▶ [Given entries]:
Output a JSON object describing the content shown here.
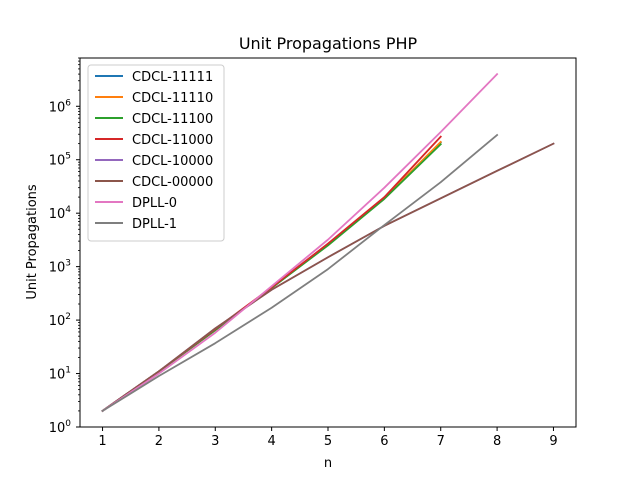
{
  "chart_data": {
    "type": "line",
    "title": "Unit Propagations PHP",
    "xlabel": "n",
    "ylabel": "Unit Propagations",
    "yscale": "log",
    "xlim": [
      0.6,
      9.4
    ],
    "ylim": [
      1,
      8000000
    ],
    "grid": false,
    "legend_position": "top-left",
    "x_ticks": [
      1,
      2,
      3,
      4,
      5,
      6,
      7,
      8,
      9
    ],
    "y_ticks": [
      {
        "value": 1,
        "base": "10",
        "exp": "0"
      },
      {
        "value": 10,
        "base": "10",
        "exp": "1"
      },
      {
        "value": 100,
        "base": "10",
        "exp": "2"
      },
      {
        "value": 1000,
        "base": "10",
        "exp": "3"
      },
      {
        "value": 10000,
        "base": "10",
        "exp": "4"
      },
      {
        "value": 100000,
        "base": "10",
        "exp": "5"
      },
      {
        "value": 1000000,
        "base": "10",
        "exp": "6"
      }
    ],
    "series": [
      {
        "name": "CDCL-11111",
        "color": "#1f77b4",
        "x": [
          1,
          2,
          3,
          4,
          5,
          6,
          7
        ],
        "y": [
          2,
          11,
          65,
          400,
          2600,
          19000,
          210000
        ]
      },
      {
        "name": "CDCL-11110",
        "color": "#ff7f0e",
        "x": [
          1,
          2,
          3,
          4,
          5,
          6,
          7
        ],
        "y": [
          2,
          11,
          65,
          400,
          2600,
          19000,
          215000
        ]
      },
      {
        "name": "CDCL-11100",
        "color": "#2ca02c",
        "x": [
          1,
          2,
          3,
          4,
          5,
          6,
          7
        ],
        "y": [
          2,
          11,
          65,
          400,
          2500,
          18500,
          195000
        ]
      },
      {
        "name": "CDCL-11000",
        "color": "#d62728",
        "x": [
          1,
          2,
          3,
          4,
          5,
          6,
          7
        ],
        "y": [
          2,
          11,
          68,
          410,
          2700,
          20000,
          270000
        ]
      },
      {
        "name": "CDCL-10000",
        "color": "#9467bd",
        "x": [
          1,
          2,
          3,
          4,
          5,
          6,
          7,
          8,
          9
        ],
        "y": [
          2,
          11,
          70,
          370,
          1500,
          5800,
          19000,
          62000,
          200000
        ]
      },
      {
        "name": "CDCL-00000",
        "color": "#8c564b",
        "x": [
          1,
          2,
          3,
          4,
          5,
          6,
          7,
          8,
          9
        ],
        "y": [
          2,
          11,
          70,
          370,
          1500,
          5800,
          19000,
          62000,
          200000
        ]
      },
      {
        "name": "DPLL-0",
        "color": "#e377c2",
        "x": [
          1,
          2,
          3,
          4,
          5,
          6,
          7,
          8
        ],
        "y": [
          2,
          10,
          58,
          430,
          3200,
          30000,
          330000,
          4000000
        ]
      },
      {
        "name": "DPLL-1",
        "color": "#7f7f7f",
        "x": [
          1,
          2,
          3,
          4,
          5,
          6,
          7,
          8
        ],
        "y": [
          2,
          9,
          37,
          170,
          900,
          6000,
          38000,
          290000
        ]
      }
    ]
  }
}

▶ [What to do]: Search the lines above for the string "Propagations", then show every one that has it.

▶ [Correct answer]:
    "title": "Unit Propagations PHP",
    "ylabel": "Unit Propagations",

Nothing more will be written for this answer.